#### Record extracts

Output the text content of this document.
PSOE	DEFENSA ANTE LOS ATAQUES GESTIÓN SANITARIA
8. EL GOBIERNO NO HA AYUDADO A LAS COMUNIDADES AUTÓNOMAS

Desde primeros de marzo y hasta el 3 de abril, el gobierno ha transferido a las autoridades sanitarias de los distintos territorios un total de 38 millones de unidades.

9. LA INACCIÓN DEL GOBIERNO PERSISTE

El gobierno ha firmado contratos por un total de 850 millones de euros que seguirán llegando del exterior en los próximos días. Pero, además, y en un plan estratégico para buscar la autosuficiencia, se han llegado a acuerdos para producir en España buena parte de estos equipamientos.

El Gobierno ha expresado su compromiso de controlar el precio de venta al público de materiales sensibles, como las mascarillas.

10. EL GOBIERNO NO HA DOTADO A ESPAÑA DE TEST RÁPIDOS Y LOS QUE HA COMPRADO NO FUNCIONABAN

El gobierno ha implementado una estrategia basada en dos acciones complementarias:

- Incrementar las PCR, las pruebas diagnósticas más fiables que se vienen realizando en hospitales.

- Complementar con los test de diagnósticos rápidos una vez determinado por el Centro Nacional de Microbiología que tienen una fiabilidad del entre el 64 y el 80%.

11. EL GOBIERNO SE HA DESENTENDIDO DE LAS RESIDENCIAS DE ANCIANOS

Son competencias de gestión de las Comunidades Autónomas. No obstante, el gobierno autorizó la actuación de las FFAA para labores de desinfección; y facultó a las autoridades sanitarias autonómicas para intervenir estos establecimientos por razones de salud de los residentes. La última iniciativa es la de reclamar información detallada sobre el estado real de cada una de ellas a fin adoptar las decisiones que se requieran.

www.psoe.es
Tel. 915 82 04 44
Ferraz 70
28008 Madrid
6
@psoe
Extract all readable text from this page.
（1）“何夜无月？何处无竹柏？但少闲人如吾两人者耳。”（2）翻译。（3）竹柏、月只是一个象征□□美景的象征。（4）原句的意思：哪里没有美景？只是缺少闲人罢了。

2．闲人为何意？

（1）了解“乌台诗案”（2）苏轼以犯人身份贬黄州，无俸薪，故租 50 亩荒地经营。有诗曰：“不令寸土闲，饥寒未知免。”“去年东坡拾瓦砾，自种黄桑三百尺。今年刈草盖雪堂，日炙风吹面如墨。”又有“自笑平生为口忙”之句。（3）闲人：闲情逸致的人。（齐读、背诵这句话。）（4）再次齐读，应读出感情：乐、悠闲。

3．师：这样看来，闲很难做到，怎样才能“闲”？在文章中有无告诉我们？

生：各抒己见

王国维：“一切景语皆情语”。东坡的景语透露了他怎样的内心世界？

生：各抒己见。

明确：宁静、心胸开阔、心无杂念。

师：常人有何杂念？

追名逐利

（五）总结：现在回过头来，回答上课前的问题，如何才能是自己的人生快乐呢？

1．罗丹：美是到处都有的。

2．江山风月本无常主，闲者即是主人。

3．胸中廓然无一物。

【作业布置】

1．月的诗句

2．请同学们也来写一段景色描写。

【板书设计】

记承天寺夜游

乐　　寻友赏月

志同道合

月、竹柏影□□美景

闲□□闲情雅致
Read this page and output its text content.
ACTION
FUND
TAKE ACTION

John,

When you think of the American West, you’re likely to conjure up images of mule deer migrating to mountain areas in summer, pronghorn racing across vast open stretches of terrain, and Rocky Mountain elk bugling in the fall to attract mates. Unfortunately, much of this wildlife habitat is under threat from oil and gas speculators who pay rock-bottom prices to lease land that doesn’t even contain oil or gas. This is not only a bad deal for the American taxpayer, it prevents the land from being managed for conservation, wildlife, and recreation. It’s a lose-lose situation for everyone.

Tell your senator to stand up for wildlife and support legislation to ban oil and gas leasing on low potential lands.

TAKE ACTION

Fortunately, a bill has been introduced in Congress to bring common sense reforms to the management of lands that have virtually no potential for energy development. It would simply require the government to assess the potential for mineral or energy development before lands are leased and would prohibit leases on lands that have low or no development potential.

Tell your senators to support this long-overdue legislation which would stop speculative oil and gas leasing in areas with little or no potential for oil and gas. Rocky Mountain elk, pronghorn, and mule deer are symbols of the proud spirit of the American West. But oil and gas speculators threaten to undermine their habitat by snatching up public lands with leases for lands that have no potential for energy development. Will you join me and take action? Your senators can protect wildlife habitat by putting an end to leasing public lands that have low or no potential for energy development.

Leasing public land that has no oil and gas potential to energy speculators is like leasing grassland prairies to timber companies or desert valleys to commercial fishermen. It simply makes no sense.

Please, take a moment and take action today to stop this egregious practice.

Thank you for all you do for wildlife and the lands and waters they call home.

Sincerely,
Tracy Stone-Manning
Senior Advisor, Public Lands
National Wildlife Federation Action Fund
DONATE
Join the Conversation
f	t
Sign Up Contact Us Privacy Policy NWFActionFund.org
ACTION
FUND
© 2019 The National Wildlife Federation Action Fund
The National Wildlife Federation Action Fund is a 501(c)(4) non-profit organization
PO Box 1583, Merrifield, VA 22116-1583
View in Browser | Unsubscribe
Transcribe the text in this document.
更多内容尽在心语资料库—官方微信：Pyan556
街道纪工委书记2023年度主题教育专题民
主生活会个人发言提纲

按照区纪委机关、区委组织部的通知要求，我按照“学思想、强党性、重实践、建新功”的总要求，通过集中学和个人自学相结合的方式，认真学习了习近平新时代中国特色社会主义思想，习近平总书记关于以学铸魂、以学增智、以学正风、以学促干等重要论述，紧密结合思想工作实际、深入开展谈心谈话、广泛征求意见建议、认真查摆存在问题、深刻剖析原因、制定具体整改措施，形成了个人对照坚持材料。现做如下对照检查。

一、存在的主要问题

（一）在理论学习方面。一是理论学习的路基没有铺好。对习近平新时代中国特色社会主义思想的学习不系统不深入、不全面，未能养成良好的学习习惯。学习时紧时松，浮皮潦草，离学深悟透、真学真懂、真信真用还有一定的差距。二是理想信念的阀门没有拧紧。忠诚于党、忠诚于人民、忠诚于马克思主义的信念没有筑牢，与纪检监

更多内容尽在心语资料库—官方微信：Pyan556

########

Aim
Only the number is wanted: how many lines in the entries above contain the word "autoridades"?

Exercise answer
2